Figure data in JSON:
↓
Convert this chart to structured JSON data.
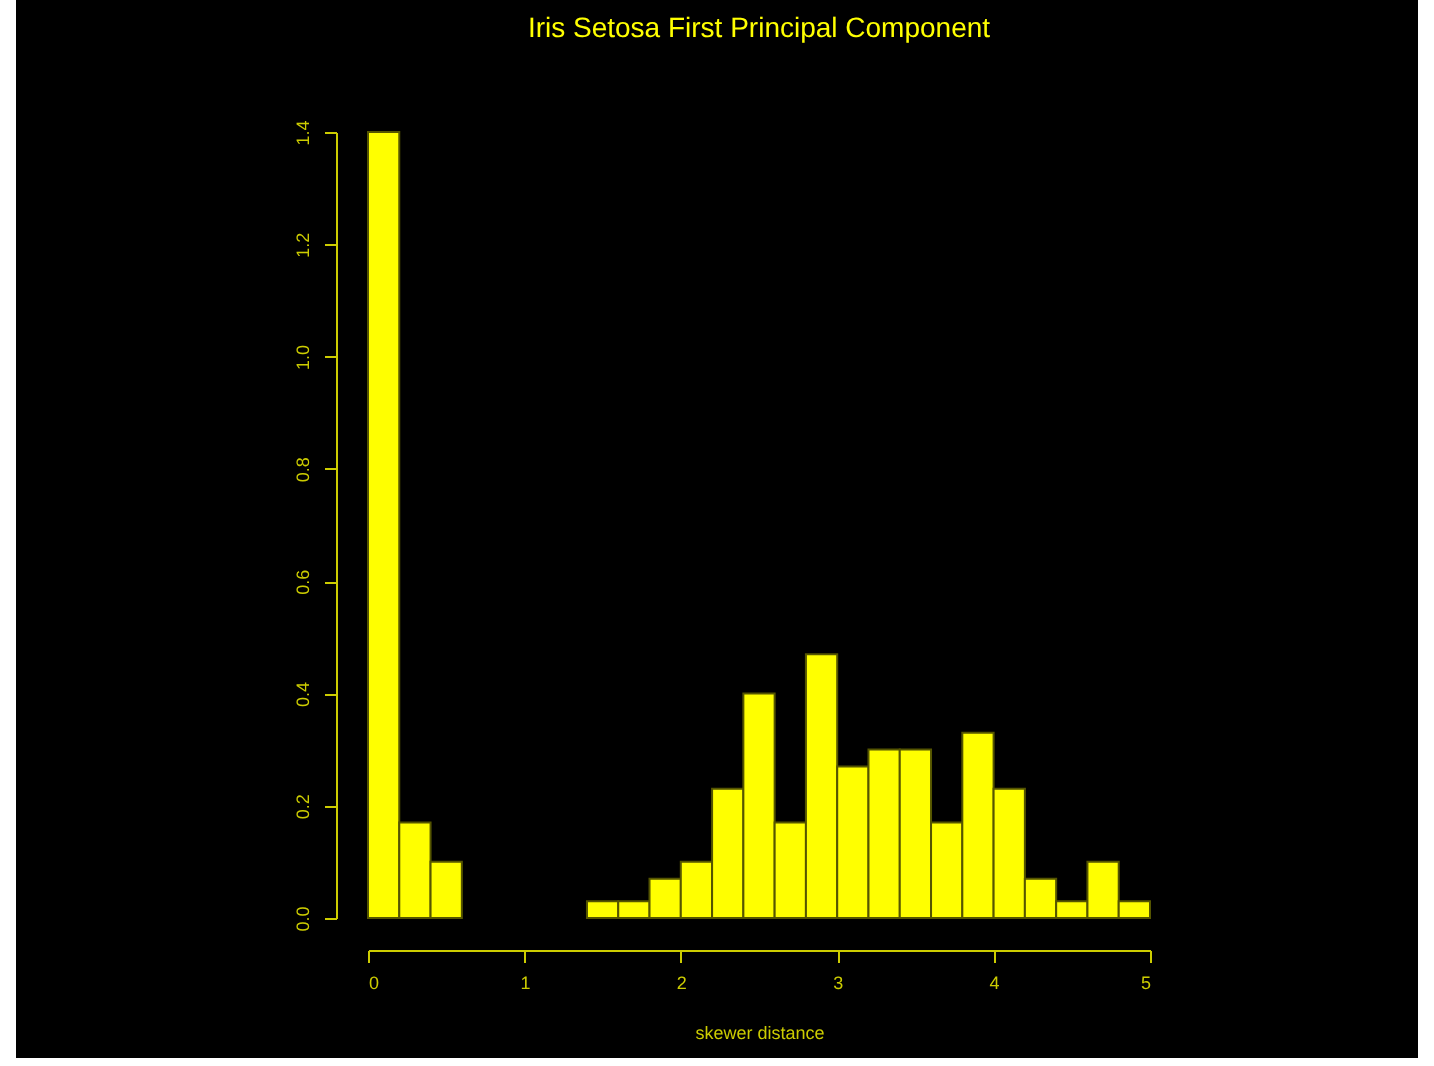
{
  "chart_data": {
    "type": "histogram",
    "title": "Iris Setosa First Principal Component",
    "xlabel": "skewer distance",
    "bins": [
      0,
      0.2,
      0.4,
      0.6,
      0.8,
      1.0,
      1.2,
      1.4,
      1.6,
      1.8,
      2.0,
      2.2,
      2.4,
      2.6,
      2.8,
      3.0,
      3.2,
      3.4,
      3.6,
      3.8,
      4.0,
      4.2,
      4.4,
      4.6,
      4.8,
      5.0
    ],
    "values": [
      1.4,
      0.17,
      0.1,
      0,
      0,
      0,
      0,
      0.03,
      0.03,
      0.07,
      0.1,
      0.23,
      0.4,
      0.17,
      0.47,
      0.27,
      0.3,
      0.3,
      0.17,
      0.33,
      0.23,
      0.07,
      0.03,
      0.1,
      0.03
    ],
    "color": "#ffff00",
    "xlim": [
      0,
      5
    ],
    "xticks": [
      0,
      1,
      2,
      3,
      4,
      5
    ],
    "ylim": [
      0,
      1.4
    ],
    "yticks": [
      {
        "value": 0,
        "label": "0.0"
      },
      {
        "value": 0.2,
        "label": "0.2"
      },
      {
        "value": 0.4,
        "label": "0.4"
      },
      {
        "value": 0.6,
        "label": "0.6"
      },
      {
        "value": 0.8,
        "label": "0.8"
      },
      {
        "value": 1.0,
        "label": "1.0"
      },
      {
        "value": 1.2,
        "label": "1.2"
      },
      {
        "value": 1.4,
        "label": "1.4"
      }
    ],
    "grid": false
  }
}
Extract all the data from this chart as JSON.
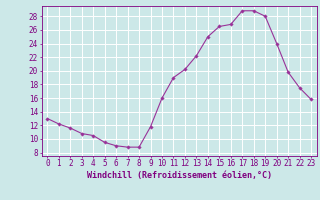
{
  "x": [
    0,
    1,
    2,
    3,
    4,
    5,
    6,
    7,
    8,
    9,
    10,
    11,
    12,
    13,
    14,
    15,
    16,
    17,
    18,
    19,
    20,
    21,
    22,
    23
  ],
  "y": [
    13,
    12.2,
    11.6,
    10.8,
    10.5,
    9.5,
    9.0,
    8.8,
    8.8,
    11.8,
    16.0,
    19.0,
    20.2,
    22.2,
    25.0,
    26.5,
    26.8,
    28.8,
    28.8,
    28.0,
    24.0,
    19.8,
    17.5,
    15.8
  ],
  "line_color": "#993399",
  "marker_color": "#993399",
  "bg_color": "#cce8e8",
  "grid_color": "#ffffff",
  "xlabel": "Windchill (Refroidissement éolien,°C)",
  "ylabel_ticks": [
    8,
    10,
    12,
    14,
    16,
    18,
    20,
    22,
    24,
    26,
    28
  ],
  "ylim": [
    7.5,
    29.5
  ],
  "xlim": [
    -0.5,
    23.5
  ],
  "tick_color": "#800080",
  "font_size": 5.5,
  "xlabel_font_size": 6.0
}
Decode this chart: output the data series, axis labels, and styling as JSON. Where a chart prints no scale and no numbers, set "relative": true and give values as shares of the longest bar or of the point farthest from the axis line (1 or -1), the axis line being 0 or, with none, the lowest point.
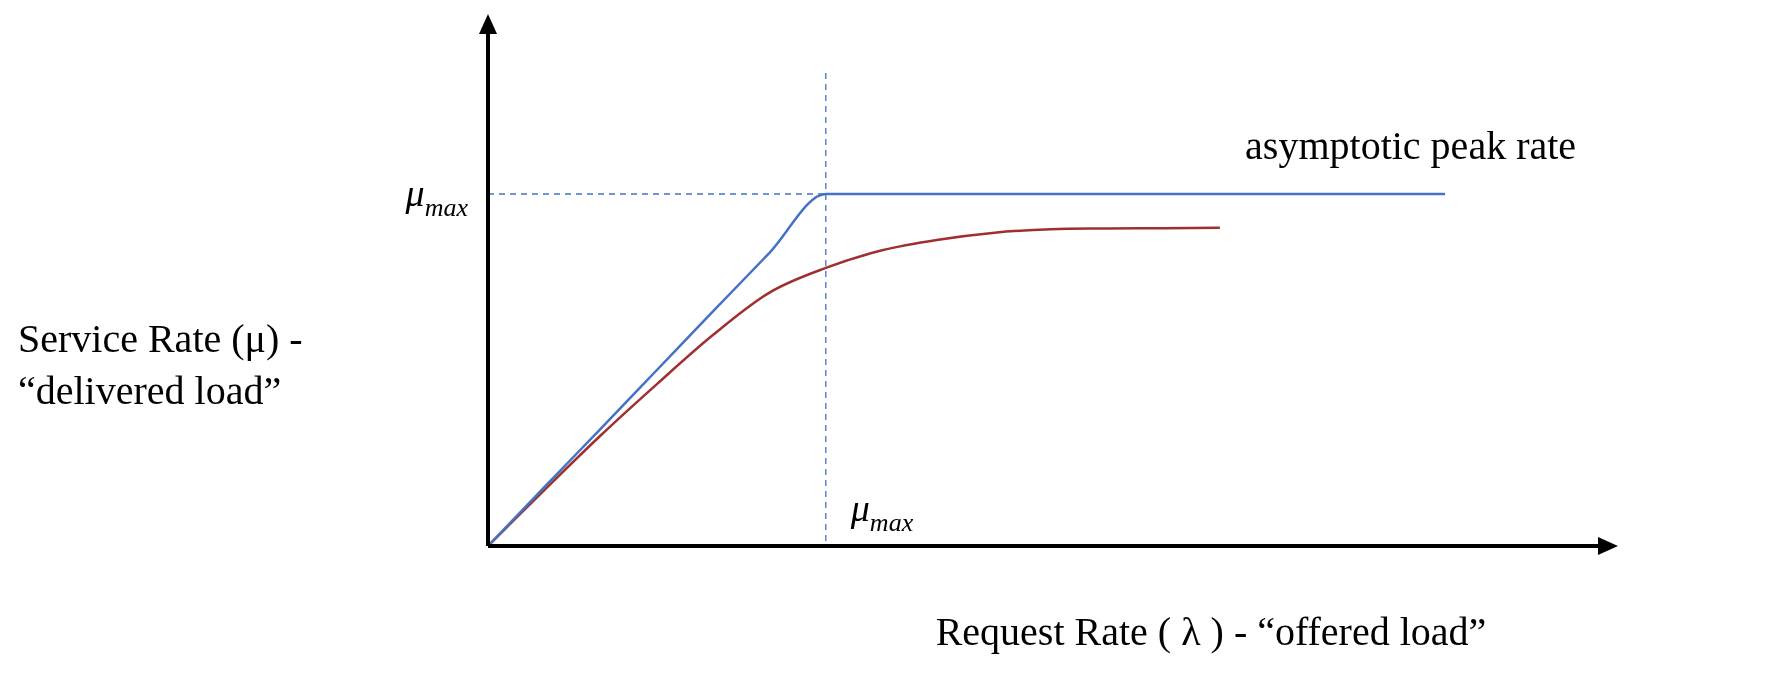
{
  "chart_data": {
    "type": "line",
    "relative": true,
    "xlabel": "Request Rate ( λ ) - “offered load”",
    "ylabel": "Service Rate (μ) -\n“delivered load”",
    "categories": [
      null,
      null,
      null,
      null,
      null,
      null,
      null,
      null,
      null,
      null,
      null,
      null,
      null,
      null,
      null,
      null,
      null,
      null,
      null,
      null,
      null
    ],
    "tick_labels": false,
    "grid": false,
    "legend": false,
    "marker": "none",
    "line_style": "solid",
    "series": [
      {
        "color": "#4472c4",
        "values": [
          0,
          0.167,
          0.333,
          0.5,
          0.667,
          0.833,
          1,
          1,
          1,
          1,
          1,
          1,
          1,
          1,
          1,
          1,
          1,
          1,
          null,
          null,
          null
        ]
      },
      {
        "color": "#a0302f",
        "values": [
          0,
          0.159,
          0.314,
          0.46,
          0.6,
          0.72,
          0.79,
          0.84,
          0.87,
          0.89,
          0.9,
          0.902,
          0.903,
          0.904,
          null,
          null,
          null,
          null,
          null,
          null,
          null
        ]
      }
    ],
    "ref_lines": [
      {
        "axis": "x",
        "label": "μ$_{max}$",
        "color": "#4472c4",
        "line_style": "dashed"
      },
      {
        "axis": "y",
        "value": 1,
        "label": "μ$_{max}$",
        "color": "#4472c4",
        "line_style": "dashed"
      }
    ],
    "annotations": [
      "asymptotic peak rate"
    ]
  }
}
↑
Exercise description: Copy all the entries word for word. Omit any pictures.

Correct answer:
Convert this chart to structured JSON data.
{
  "chart_data": {
    "type": "histogram",
    "title": "Iris Setosa First Principal Component",
    "xlabel": "skewer distance",
    "bins": [
      0,
      0.2,
      0.4,
      0.6,
      0.8,
      1.0,
      1.2,
      1.4,
      1.6,
      1.8,
      2.0,
      2.2,
      2.4,
      2.6,
      2.8,
      3.0,
      3.2,
      3.4,
      3.6,
      3.8,
      4.0,
      4.2,
      4.4,
      4.6,
      4.8,
      5.0
    ],
    "values": [
      1.4,
      0.17,
      0.1,
      0,
      0,
      0,
      0,
      0.03,
      0.03,
      0.07,
      0.1,
      0.23,
      0.4,
      0.17,
      0.47,
      0.27,
      0.3,
      0.3,
      0.17,
      0.33,
      0.23,
      0.07,
      0.03,
      0.1,
      0.03
    ],
    "color": "#ffff00",
    "xlim": [
      0,
      5
    ],
    "xticks": [
      0,
      1,
      2,
      3,
      4,
      5
    ],
    "ylim": [
      0,
      1.4
    ],
    "yticks": [
      {
        "value": 0,
        "label": "0.0"
      },
      {
        "value": 0.2,
        "label": "0.2"
      },
      {
        "value": 0.4,
        "label": "0.4"
      },
      {
        "value": 0.6,
        "label": "0.6"
      },
      {
        "value": 0.8,
        "label": "0.8"
      },
      {
        "value": 1.0,
        "label": "1.0"
      },
      {
        "value": 1.2,
        "label": "1.2"
      },
      {
        "value": 1.4,
        "label": "1.4"
      }
    ],
    "grid": false
  }
}
Extract all the data from this chart as JSON.
{
  "x": [
    0,
    1,
    2,
    3,
    4,
    5,
    6,
    7,
    8,
    9,
    10,
    11,
    12,
    13,
    14,
    15,
    16,
    17,
    18,
    19,
    20,
    21,
    22,
    23
  ],
  "y": [
    13,
    12.2,
    11.6,
    10.8,
    10.5,
    9.5,
    9.0,
    8.8,
    8.8,
    11.8,
    16.0,
    19.0,
    20.2,
    22.2,
    25.0,
    26.5,
    26.8,
    28.8,
    28.8,
    28.0,
    24.0,
    19.8,
    17.5,
    15.8
  ],
  "line_color": "#993399",
  "marker_color": "#993399",
  "bg_color": "#cce8e8",
  "grid_color": "#ffffff",
  "xlabel": "Windchill (Refroidissement éolien,°C)",
  "ylabel_ticks": [
    8,
    10,
    12,
    14,
    16,
    18,
    20,
    22,
    24,
    26,
    28
  ],
  "ylim": [
    7.5,
    29.5
  ],
  "xlim": [
    -0.5,
    23.5
  ],
  "tick_color": "#800080",
  "font_size": 5.5,
  "xlabel_font_size": 6.0
}
Decode this chart: output the data series, axis labels, and styling as JSON. Where a chart prints no scale and no numbers, set "relative": true and give values as shares of the longest bar or of the point farthest from the axis line (1 or -1), the axis line being 0 or, with none, the lowest point.
{
  "chart_data": {
    "type": "line",
    "relative": true,
    "xlabel": "Request Rate ( λ ) - “offered load”",
    "ylabel": "Service Rate (μ) -\n“delivered load”",
    "categories": [
      null,
      null,
      null,
      null,
      null,
      null,
      null,
      null,
      null,
      null,
      null,
      null,
      null,
      null,
      null,
      null,
      null,
      null,
      null,
      null,
      null
    ],
    "tick_labels": false,
    "grid": false,
    "legend": false,
    "marker": "none",
    "line_style": "solid",
    "series": [
      {
        "color": "#4472c4",
        "values": [
          0,
          0.167,
          0.333,
          0.5,
          0.667,
          0.833,
          1,
          1,
          1,
          1,
          1,
          1,
          1,
          1,
          1,
          1,
          1,
          1,
          null,
          null,
          null
        ]
      },
      {
        "color": "#a0302f",
        "values": [
          0,
          0.159,
          0.314,
          0.46,
          0.6,
          0.72,
          0.79,
          0.84,
          0.87,
          0.89,
          0.9,
          0.902,
          0.903,
          0.904,
          null,
          null,
          null,
          null,
          null,
          null,
          null
        ]
      }
    ],
    "ref_lines": [
      {
        "axis": "x",
        "label": "μ$_{max}$",
        "color": "#4472c4",
        "line_style": "dashed"
      },
      {
        "axis": "y",
        "value": 1,
        "label": "μ$_{max}$",
        "color": "#4472c4",
        "line_style": "dashed"
      }
    ],
    "annotations": [
      "asymptotic peak rate"
    ]
  }
}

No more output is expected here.